### Problem
Of all the lines in the material, how many include the word "frac"? Give only the number.

********************

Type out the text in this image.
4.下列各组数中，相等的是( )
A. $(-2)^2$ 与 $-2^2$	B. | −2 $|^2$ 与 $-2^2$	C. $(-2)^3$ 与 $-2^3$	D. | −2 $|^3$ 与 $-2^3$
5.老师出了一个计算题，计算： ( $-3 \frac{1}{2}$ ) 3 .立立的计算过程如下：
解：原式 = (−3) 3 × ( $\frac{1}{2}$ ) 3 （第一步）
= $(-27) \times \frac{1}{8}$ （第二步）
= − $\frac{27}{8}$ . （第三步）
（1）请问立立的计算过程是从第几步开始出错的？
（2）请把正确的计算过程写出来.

********************

### Solution for this problem
4